*Stated problem*
Put each line of the entries below into a Markdown table with the columns "Index" and "Text", numbering the rows in order and skipping blank lines. Omit the pictures.

────────────────────────────────────────

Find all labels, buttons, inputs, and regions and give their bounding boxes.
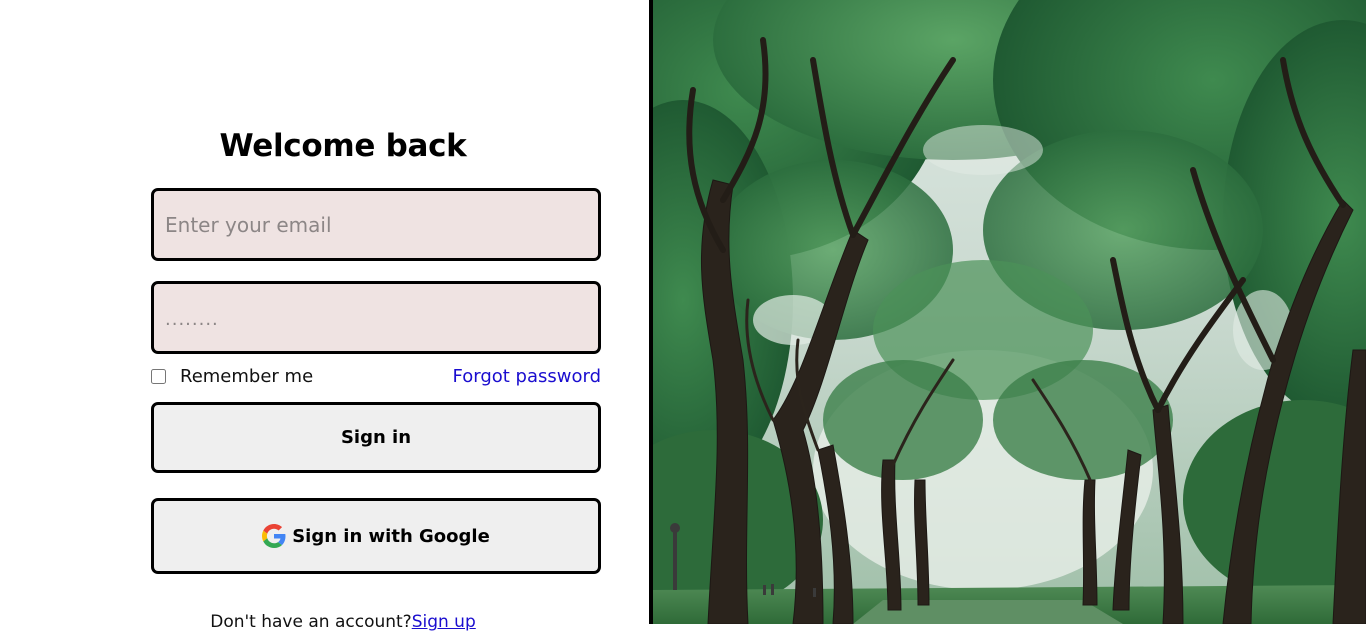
remember-me-checkbox[interactable]	[151, 369, 166, 384]
hero-image	[653, 0, 1366, 624]
remember-me-label: Remember me	[180, 366, 314, 387]
park-trees-illustration	[653, 0, 1366, 624]
google-icon	[262, 524, 286, 548]
login-panel: Welcome back Remember me Forgot password…	[0, 0, 649, 644]
email-field-wrapper	[151, 188, 601, 261]
password-input[interactable]	[154, 284, 598, 351]
sign-in-button[interactable]: Sign in	[151, 402, 601, 473]
login-options: Remember me Forgot password	[151, 366, 601, 392]
no-account-text: Don't have an account?	[210, 612, 412, 632]
password-field-wrapper	[151, 281, 601, 354]
sign-in-button-label: Sign in	[340, 427, 412, 448]
remember-me[interactable]: Remember me	[151, 366, 313, 387]
google-sign-in-button[interactable]: Sign in with Google	[151, 498, 601, 574]
login-page: Welcome back Remember me Forgot password…	[0, 0, 1366, 644]
page-title: Welcome back	[219, 128, 467, 164]
forgot-password-link[interactable]: Forgot password	[453, 366, 601, 387]
signup-prompt: Don't have an account?Sign up	[0, 612, 686, 632]
google-sign-in-label: Sign in with Google	[292, 525, 490, 547]
email-input[interactable]	[154, 191, 598, 258]
sign-up-link[interactable]: Sign up	[412, 612, 476, 632]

────────────────────────────────────────

*Response*
| Index | Text |
|---|---|
| 1 | Find all labels, buttons, inputs, and regions and give their bounding boxes. |
| 2 | remember-me-checkbox[interactable]	[151, 369, 166, 384] |
| 3 | hero-image	[653, 0, 1366, 624] |
| 4 | remember-me-label: Remember me	[180, 366, 314, 387] |
| 5 | park-trees-illustration	[653, 0, 1366, 624] |
| 6 | google-icon	[262, 524, 286, 548] |
| 7 | login-panel: Welcome back Remember me Forgot password…	[0, 0, 649, 644] |
| 8 | email-field-wrapper	[151, 188, 601, 261] |
| 9 | password-input[interactable]	[154, 284, 598, 351] |
| 10 | sign-in-button[interactable]: Sign in	[151, 402, 601, 473] |
| 11 | login-options: Remember me Forgot password	[151, 366, 601, 392] |
| 12 | no-account-text: Don't have an account?	[210, 612, 412, 632] |
| 13 | password-field-wrapper	[151, 281, 601, 354] |
| 14 | sign-in-button-label: Sign in	[340, 427, 412, 448] |
| 15 | remember-me[interactable]: Remember me	[151, 366, 313, 387] |
| 16 | google-sign-in-button[interactable]: Sign in with Google	[151, 498, 601, 574] |
| 17 | login-page: Welcome back Remember me Forgot password…	[0, 0, 1366, 644] |
| 18 | page-title: Welcome back	[219, 128, 467, 164] |
| 19 | forgot-password-link[interactable]: Forgot password	[453, 366, 601, 387] |
| 20 | signup-prompt: Don't have an account?Sign up	[0, 612, 686, 632] |
| 21 | google-sign-in-label: Sign in with Google	[292, 525, 490, 547] |
| 22 | email-input[interactable]	[154, 191, 598, 258] |
| 23 | sign-up-link[interactable]: Sign up	[412, 612, 476, 632] |